**ABOUT THIS EXERCISE:** All that is needed is each line of the entries holding the word "cytokinesis", copied as it stands.

──────── RAW DATA ────────

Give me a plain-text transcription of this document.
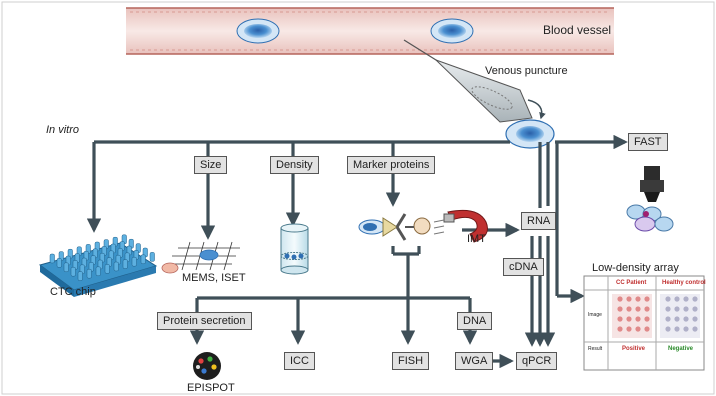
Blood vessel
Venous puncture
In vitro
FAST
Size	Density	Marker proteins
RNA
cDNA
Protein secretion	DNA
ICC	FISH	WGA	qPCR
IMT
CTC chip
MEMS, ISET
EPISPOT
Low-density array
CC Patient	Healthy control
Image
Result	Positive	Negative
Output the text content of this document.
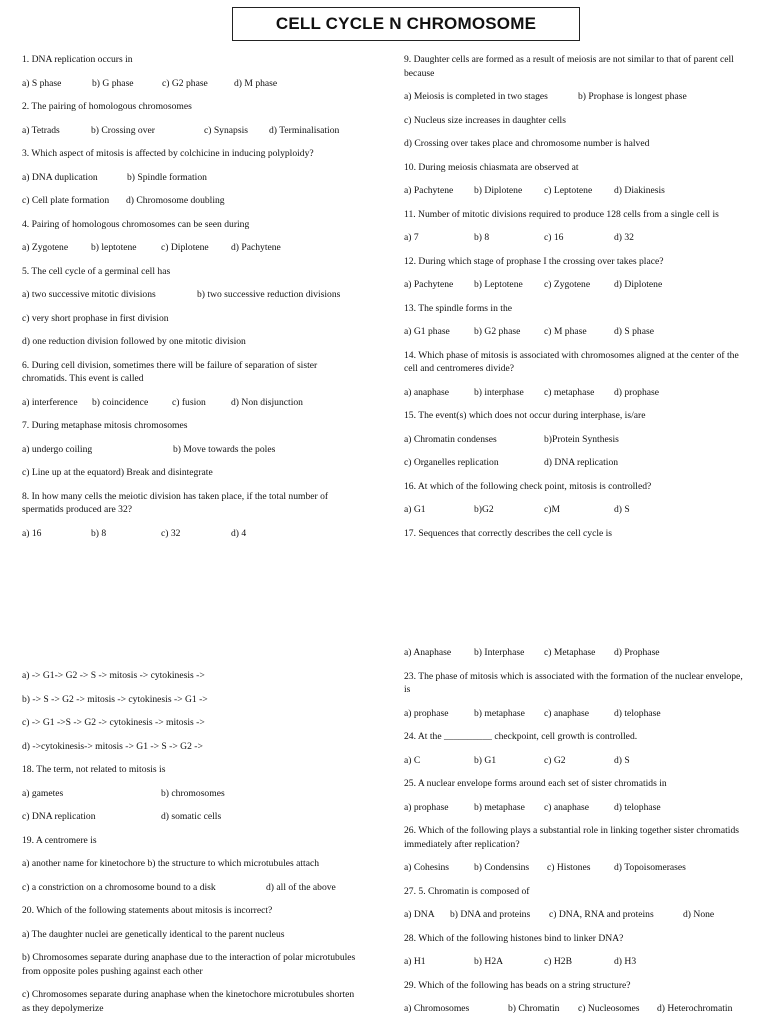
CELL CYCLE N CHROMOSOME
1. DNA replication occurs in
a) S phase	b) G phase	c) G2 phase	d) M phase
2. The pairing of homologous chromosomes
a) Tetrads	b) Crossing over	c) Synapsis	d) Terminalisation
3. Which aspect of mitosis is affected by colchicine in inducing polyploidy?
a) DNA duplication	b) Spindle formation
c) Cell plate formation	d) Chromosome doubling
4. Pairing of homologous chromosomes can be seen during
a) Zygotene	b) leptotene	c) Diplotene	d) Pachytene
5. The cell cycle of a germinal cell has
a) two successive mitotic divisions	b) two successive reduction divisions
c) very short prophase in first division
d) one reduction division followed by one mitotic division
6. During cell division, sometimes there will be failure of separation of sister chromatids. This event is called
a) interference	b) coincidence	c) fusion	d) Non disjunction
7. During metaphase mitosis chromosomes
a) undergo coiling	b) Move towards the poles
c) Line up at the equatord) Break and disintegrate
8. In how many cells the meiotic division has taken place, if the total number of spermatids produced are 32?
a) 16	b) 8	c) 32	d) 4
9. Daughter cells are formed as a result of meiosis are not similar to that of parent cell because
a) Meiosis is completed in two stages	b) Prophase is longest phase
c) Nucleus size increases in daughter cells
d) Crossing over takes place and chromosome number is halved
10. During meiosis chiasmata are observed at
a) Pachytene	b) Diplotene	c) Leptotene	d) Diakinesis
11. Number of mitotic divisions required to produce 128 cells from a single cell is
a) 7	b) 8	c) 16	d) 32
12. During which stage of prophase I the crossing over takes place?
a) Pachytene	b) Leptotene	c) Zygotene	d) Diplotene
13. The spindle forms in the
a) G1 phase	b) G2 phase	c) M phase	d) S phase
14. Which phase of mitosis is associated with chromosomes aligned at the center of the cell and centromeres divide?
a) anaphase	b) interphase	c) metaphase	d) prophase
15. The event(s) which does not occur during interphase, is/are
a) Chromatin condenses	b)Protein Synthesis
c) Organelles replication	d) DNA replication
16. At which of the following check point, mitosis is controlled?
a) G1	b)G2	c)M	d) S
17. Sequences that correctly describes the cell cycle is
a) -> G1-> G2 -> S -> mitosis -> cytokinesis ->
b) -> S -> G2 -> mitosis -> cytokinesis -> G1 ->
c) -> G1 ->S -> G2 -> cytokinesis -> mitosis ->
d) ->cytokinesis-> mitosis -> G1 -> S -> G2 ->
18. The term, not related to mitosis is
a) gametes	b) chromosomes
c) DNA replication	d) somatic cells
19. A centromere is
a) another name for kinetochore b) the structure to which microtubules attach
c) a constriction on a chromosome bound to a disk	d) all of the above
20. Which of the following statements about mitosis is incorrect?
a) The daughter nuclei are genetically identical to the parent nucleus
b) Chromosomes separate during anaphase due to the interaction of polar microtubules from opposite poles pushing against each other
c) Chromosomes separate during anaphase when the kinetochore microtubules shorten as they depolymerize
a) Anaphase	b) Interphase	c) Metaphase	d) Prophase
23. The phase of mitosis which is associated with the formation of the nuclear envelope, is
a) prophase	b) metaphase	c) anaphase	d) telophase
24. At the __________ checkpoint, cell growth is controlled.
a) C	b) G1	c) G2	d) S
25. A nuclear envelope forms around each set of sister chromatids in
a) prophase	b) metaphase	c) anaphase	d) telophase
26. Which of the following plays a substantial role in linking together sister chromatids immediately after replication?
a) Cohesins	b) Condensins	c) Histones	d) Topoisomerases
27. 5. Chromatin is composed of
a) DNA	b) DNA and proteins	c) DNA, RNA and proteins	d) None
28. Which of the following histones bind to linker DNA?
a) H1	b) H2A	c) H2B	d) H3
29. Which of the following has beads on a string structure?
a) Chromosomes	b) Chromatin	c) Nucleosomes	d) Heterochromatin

────────
──────── RAW DATA ────────

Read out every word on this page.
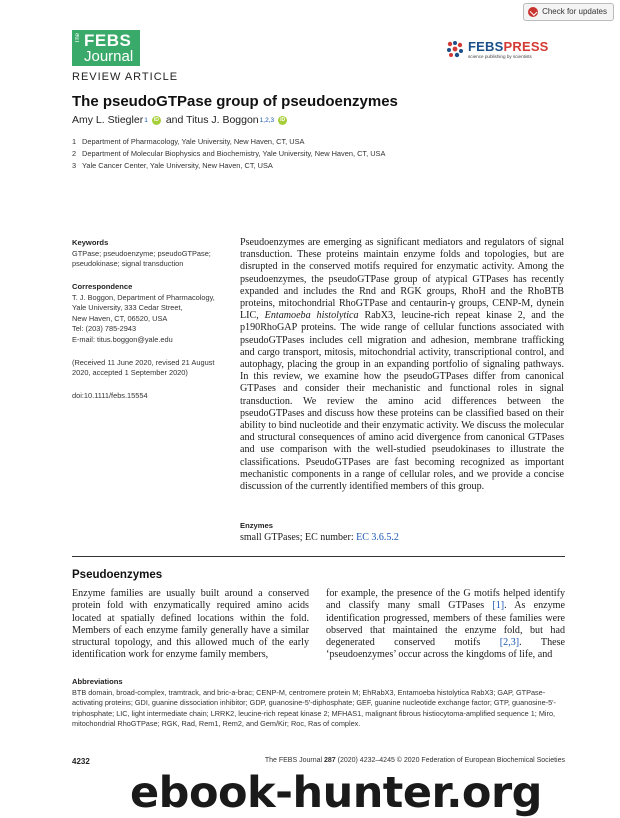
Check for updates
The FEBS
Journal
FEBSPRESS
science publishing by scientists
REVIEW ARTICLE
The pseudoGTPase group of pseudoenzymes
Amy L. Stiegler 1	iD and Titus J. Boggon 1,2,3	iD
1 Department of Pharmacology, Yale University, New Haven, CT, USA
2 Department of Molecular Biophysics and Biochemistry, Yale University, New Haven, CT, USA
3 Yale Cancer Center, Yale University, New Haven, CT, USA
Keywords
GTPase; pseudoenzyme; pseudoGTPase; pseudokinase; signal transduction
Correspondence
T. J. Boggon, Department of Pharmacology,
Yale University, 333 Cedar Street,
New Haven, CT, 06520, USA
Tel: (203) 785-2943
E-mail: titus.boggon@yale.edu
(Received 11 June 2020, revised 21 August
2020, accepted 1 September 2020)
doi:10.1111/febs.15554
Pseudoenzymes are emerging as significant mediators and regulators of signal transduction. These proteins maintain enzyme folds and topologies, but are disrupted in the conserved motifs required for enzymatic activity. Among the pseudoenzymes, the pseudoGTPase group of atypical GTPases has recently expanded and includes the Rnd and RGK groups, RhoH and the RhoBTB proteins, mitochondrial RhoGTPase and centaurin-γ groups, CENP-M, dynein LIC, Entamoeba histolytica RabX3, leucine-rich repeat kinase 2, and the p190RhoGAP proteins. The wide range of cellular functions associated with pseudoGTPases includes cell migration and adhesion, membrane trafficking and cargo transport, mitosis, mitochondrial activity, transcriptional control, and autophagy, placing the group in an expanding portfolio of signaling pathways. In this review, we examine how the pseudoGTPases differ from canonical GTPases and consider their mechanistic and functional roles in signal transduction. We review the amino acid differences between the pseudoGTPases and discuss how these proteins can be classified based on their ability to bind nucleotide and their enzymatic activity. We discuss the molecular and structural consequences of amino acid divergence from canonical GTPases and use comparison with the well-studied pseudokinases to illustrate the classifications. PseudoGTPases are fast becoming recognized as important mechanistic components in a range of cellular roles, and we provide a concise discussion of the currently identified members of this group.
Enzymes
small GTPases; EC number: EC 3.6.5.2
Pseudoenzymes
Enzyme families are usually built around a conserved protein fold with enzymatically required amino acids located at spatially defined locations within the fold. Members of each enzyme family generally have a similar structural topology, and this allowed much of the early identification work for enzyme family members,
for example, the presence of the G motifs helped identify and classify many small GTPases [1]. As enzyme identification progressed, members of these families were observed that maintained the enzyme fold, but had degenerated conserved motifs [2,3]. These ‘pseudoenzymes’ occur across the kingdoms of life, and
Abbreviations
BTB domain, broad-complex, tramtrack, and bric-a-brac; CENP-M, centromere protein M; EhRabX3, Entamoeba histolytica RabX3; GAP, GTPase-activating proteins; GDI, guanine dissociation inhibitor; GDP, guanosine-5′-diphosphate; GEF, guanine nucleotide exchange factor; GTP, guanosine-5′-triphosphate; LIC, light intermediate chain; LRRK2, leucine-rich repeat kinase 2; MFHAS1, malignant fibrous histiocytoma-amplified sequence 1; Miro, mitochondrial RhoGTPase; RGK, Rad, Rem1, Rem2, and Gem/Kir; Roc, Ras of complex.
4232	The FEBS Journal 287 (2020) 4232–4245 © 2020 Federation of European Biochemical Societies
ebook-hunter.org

────────

**ANSWER BOX:**
a) -> G1-> G2 -> S -> mitosis -> cytokinesis ->
b) -> S -> G2 -> mitosis -> cytokinesis -> G1 ->
c) -> G1 ->S -> G2 -> cytokinesis -> mitosis ->
d) ->cytokinesis-> mitosis -> G1 -> S -> G2 ->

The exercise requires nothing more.